### REQUIRED WORK
Copy every line of the entries below word for word, leaving out the picture.

### DATASET
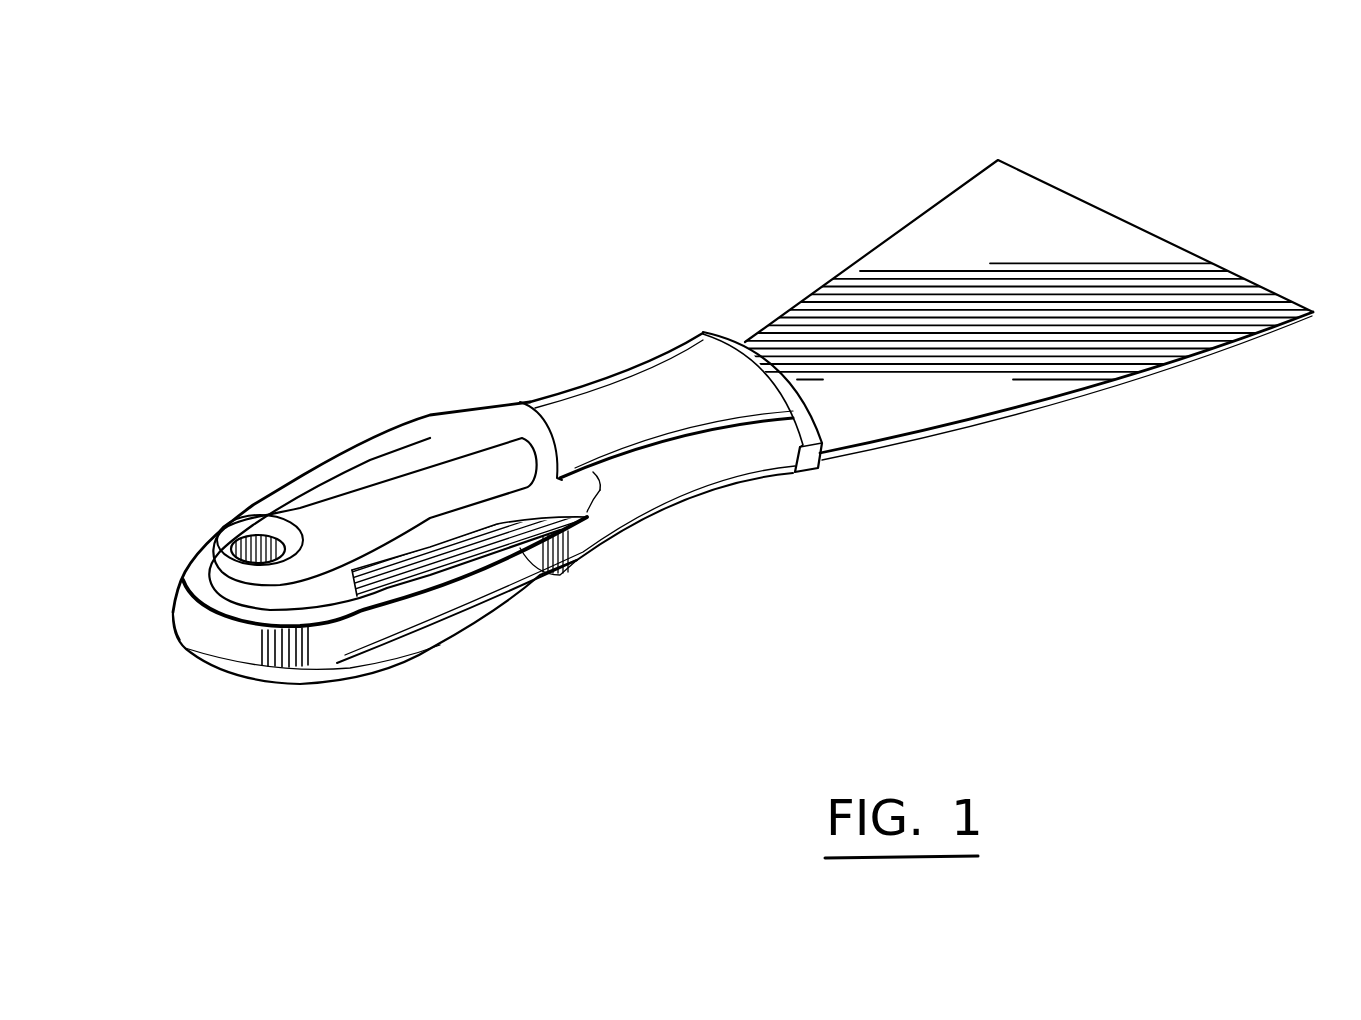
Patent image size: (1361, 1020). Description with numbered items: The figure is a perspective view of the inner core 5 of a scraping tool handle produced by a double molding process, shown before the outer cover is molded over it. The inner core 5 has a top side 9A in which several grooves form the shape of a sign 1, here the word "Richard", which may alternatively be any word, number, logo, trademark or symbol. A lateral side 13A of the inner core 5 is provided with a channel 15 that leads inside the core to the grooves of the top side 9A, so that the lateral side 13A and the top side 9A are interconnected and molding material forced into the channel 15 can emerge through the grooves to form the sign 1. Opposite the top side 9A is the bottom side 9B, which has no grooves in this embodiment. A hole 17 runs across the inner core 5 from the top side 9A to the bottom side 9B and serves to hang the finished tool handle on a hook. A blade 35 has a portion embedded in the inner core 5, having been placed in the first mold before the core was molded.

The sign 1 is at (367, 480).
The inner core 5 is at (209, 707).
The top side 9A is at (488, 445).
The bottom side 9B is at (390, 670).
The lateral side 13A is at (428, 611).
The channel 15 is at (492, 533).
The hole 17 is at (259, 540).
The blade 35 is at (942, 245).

### FULL RESPONSE
Patent image size: (1361, 1020). Description with numbered items: The figure is a perspective view of the inner core 5 of a scraping tool handle produced by a double molding process, shown before the outer cover is molded over it. The inner core 5 has a top side 9A in which several grooves form the shape of a sign 1, here the word "Richard", which may alternatively be any word, number, logo, trademark or symbol. A lateral side 13A of the inner core 5 is provided with a channel 15 that leads inside the core to the grooves of the top side 9A, so that the lateral side 13A and the top side 9A are interconnected and molding material forced into the channel 15 can emerge through the grooves to form the sign 1. Opposite the top side 9A is the bottom side 9B, which has no grooves in this embodiment. A hole 17 runs across the inner core 5 from the top side 9A to the bottom side 9B and serves to hang the finished tool handle on a hook. A blade 35 has a portion embedded in the inner core 5, having been placed in the first mold before the core was molded.

The sign 1 is at (367, 480).
The inner core 5 is at (209, 707).
The top side 9A is at (488, 445).
The bottom side 9B is at (390, 670).
The lateral side 13A is at (428, 611).
The channel 15 is at (492, 533).
The hole 17 is at (259, 540).
The blade 35 is at (942, 245).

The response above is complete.